The records that follow need to be output exactly as they are.

Data for the task -
···

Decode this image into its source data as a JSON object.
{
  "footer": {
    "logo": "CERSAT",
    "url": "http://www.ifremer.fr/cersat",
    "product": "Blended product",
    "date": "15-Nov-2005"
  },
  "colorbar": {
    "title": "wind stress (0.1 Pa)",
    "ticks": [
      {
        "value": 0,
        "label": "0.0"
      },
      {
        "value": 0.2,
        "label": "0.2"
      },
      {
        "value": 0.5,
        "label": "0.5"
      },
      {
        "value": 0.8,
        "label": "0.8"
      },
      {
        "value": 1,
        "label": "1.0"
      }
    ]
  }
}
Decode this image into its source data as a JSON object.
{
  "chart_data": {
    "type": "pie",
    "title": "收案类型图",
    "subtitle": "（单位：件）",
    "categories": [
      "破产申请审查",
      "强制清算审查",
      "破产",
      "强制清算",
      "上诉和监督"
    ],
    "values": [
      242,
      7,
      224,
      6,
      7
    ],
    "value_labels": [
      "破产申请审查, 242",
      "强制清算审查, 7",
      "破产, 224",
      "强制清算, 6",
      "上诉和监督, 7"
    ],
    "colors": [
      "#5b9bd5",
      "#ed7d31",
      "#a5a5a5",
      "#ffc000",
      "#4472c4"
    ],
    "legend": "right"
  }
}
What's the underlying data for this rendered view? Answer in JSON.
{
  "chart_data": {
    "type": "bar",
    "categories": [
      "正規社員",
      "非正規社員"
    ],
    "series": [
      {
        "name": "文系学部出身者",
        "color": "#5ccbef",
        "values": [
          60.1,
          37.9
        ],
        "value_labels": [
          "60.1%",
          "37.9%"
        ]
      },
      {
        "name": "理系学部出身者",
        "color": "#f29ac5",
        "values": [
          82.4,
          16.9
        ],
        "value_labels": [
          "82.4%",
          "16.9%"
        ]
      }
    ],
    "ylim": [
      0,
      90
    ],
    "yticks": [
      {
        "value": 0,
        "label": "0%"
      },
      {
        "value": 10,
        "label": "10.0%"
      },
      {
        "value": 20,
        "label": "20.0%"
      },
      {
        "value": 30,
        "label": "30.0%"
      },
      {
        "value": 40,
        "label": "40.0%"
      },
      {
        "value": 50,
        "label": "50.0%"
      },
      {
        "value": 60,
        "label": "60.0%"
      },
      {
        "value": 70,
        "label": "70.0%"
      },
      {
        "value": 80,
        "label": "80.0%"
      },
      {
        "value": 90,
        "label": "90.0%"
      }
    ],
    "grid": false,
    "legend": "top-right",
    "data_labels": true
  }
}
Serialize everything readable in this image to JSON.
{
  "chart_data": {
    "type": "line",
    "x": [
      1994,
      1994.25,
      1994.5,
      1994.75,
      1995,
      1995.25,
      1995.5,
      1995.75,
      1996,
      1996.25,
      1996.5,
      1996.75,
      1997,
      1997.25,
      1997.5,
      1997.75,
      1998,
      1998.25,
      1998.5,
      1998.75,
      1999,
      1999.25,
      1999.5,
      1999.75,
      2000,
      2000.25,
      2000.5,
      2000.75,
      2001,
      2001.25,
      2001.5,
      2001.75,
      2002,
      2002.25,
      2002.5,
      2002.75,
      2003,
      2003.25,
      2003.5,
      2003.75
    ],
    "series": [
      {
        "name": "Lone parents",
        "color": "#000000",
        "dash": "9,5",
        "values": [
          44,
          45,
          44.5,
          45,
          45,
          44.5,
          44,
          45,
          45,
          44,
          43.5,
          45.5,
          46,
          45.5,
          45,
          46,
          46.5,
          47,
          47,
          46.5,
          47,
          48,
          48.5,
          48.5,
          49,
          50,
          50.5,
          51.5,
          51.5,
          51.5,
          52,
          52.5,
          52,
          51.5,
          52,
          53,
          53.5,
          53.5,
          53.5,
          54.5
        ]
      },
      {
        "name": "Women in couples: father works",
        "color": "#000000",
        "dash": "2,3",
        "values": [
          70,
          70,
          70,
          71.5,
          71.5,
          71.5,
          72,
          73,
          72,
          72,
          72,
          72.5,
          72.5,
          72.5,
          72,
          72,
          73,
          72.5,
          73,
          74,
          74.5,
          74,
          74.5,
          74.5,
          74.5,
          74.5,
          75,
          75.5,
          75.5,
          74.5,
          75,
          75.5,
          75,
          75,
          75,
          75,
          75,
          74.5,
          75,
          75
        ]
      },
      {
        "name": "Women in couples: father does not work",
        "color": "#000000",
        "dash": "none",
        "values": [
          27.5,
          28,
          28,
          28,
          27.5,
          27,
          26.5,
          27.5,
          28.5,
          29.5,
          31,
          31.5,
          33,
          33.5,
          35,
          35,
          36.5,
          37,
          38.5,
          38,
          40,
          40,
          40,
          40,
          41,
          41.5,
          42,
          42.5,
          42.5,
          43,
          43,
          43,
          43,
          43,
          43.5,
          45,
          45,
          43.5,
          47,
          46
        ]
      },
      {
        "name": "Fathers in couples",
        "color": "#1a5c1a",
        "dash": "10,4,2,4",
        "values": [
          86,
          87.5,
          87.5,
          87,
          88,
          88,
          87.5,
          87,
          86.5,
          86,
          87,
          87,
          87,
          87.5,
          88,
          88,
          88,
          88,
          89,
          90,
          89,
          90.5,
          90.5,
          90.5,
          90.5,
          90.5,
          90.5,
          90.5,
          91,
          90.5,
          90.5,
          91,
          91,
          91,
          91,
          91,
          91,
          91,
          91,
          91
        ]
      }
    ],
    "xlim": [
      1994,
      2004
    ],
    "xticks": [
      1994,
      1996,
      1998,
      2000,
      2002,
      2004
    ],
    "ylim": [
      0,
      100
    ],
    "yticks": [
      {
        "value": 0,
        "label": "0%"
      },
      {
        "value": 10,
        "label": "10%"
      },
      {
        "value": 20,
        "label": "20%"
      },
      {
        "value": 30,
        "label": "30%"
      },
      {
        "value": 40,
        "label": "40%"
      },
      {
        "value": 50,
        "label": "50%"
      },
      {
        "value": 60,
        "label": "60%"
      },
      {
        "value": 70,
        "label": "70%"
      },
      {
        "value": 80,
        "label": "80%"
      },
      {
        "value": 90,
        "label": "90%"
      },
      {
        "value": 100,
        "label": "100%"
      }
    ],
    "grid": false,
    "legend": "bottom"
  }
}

···

Answer to the exercise -
Decode this image into its source data as a JSON object.
{
  "footer": {
    "logo": "CERSAT",
    "url": "http://www.ifremer.fr/cersat",
    "product": "Blended product",
    "date": "15-Nov-2005"
  },
  "colorbar": {
    "title": "wind stress (0.1 Pa)",
    "ticks": [
      {
        "value": 0,
        "label": "0.0"
      },
      {
        "value": 0.2,
        "label": "0.2"
      },
      {
        "value": 0.5,
        "label": "0.5"
      },
      {
        "value": 0.8,
        "label": "0.8"
      },
      {
        "value": 1,
        "label": "1.0"
      }
    ]
  }
}
Decode this image into its source data as a JSON object.
{
  "chart_data": {
    "type": "pie",
    "title": "收案类型图",
    "subtitle": "（单位：件）",
    "categories": [
      "破产申请审查",
      "强制清算审查",
      "破产",
      "强制清算",
      "上诉和监督"
    ],
    "values": [
      242,
      7,
      224,
      6,
      7
    ],
    "value_labels": [
      "破产申请审查, 242",
      "强制清算审查, 7",
      "破产, 224",
      "强制清算, 6",
      "上诉和监督, 7"
    ],
    "colors": [
      "#5b9bd5",
      "#ed7d31",
      "#a5a5a5",
      "#ffc000",
      "#4472c4"
    ],
    "legend": "right"
  }
}
What's the underlying data for this rendered view? Answer in JSON.
{
  "chart_data": {
    "type": "bar",
    "categories": [
      "正規社員",
      "非正規社員"
    ],
    "series": [
      {
        "name": "文系学部出身者",
        "color": "#5ccbef",
        "values": [
          60.1,
          37.9
        ],
        "value_labels": [
          "60.1%",
          "37.9%"
        ]
      },
      {
        "name": "理系学部出身者",
        "color": "#f29ac5",
        "values": [
          82.4,
          16.9
        ],
        "value_labels": [
          "82.4%",
          "16.9%"
        ]
      }
    ],
    "ylim": [
      0,
      90
    ],
    "yticks": [
      {
        "value": 0,
        "label": "0%"
      },
      {
        "value": 10,
        "label": "10.0%"
      },
      {
        "value": 20,
        "label": "20.0%"
      },
      {
        "value": 30,
        "label": "30.0%"
      },
      {
        "value": 40,
        "label": "40.0%"
      },
      {
        "value": 50,
        "label": "50.0%"
      },
      {
        "value": 60,
        "label": "60.0%"
      },
      {
        "value": 70,
        "label": "70.0%"
      },
      {
        "value": 80,
        "label": "80.0%"
      },
      {
        "value": 90,
        "label": "90.0%"
      }
    ],
    "grid": false,
    "legend": "top-right",
    "data_labels": true
  }
}
Serialize everything readable in this image to JSON.
{
  "chart_data": {
    "type": "line",
    "x": [
      1994,
      1994.25,
      1994.5,
      1994.75,
      1995,
      1995.25,
      1995.5,
      1995.75,
      1996,
      1996.25,
      1996.5,
      1996.75,
      1997,
      1997.25,
      1997.5,
      1997.75,
      1998,
      1998.25,
      1998.5,
      1998.75,
      1999,
      1999.25,
      1999.5,
      1999.75,
      2000,
      2000.25,
      2000.5,
      2000.75,
      2001,
      2001.25,
      2001.5,
      2001.75,
      2002,
      2002.25,
      2002.5,
      2002.75,
      2003,
      2003.25,
      2003.5,
      2003.75
    ],
    "series": [
      {
        "name": "Lone parents",
        "color": "#000000",
        "dash": "9,5",
        "values": [
          44,
          45,
          44.5,
          45,
          45,
          44.5,
          44,
          45,
          45,
          44,
          43.5,
          45.5,
          46,
          45.5,
          45,
          46,
          46.5,
          47,
          47,
          46.5,
          47,
          48,
          48.5,
          48.5,
          49,
          50,
          50.5,
          51.5,
          51.5,
          51.5,
          52,
          52.5,
          52,
          51.5,
          52,
          53,
          53.5,
          53.5,
          53.5,
          54.5
        ]
      },
      {
        "name": "Women in couples: father works",
        "color": "#000000",
        "dash": "2,3",
        "values": [
          70,
          70,
          70,
          71.5,
          71.5,
          71.5,
          72,
          73,
          72,
          72,
          72,
          72.5,
          72.5,
          72.5,
          72,
          72,
          73,
          72.5,
          73,
          74,
          74.5,
          74,
          74.5,
          74.5,
          74.5,
          74.5,
          75,
          75.5,
          75.5,
          74.5,
          75,
          75.5,
          75,
          75,
          75,
          75,
          75,
          74.5,
          75,
          75
        ]
      },
      {
        "name": "Women in couples: father does not work",
        "color": "#000000",
        "dash": "none",
        "values": [
          27.5,
          28,
          28,
          28,
          27.5,
          27,
          26.5,
          27.5,
          28.5,
          29.5,
          31,
          31.5,
          33,
          33.5,
          35,
          35,
          36.5,
          37,
          38.5,
          38,
          40,
          40,
          40,
          40,
          41,
          41.5,
          42,
          42.5,
          42.5,
          43,
          43,
          43,
          43,
          43,
          43.5,
          45,
          45,
          43.5,
          47,
          46
        ]
      },
      {
        "name": "Fathers in couples",
        "color": "#1a5c1a",
        "dash": "10,4,2,4",
        "values": [
          86,
          87.5,
          87.5,
          87,
          88,
          88,
          87.5,
          87,
          86.5,
          86,
          87,
          87,
          87,
          87.5,
          88,
          88,
          88,
          88,
          89,
          90,
          89,
          90.5,
          90.5,
          90.5,
          90.5,
          90.5,
          90.5,
          90.5,
          91,
          90.5,
          90.5,
          91,
          91,
          91,
          91,
          91,
          91,
          91,
          91,
          91
        ]
      }
    ],
    "xlim": [
      1994,
      2004
    ],
    "xticks": [
      1994,
      1996,
      1998,
      2000,
      2002,
      2004
    ],
    "ylim": [
      0,
      100
    ],
    "yticks": [
      {
        "value": 0,
        "label": "0%"
      },
      {
        "value": 10,
        "label": "10%"
      },
      {
        "value": 20,
        "label": "20%"
      },
      {
        "value": 30,
        "label": "30%"
      },
      {
        "value": 40,
        "label": "40%"
      },
      {
        "value": 50,
        "label": "50%"
      },
      {
        "value": 60,
        "label": "60%"
      },
      {
        "value": 70,
        "label": "70%"
      },
      {
        "value": 80,
        "label": "80%"
      },
      {
        "value": 90,
        "label": "90%"
      },
      {
        "value": 100,
        "label": "100%"
      }
    ],
    "grid": false,
    "legend": "bottom"
  }
}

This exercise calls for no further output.